Task details | Copy every line of the data that includes the string "life".

Extracted information |
BEGIN

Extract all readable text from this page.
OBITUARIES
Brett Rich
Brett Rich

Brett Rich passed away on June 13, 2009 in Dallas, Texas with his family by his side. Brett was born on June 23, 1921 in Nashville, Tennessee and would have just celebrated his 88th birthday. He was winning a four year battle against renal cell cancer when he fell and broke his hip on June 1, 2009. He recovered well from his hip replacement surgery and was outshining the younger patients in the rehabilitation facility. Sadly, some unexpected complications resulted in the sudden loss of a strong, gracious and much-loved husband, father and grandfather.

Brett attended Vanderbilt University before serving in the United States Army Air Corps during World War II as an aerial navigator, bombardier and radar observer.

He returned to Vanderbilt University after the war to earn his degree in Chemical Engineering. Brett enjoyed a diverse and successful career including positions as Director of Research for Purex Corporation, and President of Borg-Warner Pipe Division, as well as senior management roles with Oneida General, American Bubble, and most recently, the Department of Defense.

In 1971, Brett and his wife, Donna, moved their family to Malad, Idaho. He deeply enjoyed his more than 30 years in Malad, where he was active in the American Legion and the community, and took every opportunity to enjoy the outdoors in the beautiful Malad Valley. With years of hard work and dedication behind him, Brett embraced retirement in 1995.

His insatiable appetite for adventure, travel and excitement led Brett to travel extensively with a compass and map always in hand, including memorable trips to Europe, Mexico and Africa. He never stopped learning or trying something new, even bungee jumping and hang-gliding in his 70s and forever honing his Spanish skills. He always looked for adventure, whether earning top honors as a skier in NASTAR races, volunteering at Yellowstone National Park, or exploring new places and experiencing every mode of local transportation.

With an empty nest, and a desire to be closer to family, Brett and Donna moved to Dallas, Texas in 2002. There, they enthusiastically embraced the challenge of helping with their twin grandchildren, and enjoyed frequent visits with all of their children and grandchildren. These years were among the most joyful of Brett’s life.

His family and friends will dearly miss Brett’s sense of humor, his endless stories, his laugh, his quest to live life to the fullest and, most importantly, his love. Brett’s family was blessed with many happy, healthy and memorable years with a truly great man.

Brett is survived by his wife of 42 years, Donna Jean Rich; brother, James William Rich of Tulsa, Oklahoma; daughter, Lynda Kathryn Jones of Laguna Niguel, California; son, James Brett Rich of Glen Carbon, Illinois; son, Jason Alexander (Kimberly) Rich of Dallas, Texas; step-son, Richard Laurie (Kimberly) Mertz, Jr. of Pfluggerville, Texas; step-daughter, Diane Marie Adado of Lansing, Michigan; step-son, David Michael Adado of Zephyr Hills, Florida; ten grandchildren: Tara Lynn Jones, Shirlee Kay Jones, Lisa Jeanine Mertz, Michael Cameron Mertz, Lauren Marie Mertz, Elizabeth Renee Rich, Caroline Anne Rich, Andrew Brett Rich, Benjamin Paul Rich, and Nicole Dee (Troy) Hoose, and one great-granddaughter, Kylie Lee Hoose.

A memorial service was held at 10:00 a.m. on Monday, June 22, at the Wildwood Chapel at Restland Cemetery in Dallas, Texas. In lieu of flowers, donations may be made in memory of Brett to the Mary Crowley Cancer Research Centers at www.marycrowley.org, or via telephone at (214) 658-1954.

END

Answer area |
With an empty nest, and a desire to be closer to family, Brett and Donna moved to Dallas, Texas in 2002. There, they enthusiastically embraced the challenge of helping with their twin grandchildren, and enjoyed frequent visits with all of their children and grandchildren. These years were among the most joyful of Brett’s life.
His family and friends will dearly miss Brett’s sense of humor, his endless stories, his laugh, his quest to live life to the fullest and, most importantly, his love. Brett’s family was blessed with many happy, healthy and memorable years with a truly great man.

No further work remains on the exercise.